What you need to do
Copy the data that follows, character for character, minus the pictures.
-- BEGIN --
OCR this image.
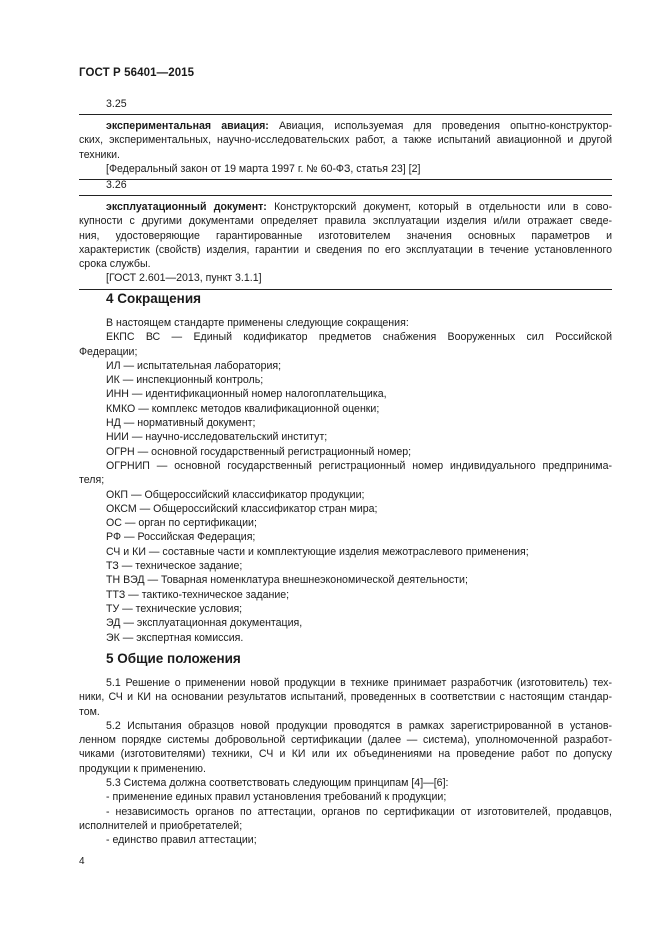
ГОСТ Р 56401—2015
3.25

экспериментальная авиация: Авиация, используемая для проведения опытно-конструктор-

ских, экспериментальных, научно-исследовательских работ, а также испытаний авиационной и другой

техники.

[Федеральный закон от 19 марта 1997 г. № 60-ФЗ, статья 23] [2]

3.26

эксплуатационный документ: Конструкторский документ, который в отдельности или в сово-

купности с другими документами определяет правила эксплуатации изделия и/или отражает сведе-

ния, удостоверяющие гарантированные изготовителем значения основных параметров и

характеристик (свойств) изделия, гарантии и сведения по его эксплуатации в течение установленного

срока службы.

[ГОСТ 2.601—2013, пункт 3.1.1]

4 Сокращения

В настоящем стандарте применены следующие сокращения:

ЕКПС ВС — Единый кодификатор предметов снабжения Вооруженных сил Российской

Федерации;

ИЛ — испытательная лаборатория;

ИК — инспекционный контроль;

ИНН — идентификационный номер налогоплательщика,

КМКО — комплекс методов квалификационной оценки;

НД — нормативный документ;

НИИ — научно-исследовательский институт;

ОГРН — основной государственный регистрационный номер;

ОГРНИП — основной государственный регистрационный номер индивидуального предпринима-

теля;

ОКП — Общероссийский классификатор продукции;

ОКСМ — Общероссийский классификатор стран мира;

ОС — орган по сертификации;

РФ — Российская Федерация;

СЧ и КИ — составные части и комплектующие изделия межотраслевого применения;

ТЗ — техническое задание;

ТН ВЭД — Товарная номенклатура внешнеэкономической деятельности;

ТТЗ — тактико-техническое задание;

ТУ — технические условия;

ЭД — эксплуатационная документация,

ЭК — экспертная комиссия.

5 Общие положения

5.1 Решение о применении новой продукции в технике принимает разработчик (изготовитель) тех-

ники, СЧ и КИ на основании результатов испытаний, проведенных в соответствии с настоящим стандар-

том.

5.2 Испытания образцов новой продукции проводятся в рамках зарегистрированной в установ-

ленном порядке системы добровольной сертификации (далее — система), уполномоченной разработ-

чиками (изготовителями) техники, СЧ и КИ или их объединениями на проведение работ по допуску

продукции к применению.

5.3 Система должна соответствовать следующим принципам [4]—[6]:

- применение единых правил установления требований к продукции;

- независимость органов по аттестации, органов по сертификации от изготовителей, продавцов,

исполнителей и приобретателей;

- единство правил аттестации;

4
-- END --
Exercise output
OCR this image.
ГОСТ Р 56401—2015
3.25

экспериментальная авиация: Авиация, используемая для проведения опытно-конструктор-

ских, экспериментальных, научно-исследовательских работ, а также испытаний авиационной и другой

техники.

[Федеральный закон от 19 марта 1997 г. № 60-ФЗ, статья 23] [2]

3.26

эксплуатационный документ: Конструкторский документ, который в отдельности или в сово-

купности с другими документами определяет правила эксплуатации изделия и/или отражает сведе-

ния, удостоверяющие гарантированные изготовителем значения основных параметров и

характеристик (свойств) изделия, гарантии и сведения по его эксплуатации в течение установленного

срока службы.

[ГОСТ 2.601—2013, пункт 3.1.1]

4 Сокращения

В настоящем стандарте применены следующие сокращения:

ЕКПС ВС — Единый кодификатор предметов снабжения Вооруженных сил Российской

Федерации;

ИЛ — испытательная лаборатория;

ИК — инспекционный контроль;

ИНН — идентификационный номер налогоплательщика,

КМКО — комплекс методов квалификационной оценки;

НД — нормативный документ;

НИИ — научно-исследовательский институт;

ОГРН — основной государственный регистрационный номер;

ОГРНИП — основной государственный регистрационный номер индивидуального предпринима-

теля;

ОКП — Общероссийский классификатор продукции;

ОКСМ — Общероссийский классификатор стран мира;

ОС — орган по сертификации;

РФ — Российская Федерация;

СЧ и КИ — составные части и комплектующие изделия межотраслевого применения;

ТЗ — техническое задание;

ТН ВЭД — Товарная номенклатура внешнеэкономической деятельности;

ТТЗ — тактико-техническое задание;

ТУ — технические условия;

ЭД — эксплуатационная документация,

ЭК — экспертная комиссия.

5 Общие положения

5.1 Решение о применении новой продукции в технике принимает разработчик (изготовитель) тех-

ники, СЧ и КИ на основании результатов испытаний, проведенных в соответствии с настоящим стандар-

том.

5.2 Испытания образцов новой продукции проводятся в рамках зарегистрированной в установ-

ленном порядке системы добровольной сертификации (далее — система), уполномоченной разработ-

чиками (изготовителями) техники, СЧ и КИ или их объединениями на проведение работ по допуску

продукции к применению.

5.3 Система должна соответствовать следующим принципам [4]—[6]:

- применение единых правил установления требований к продукции;

- независимость органов по аттестации, органов по сертификации от изготовителей, продавцов,

исполнителей и приобретателей;

- единство правил аттестации;

4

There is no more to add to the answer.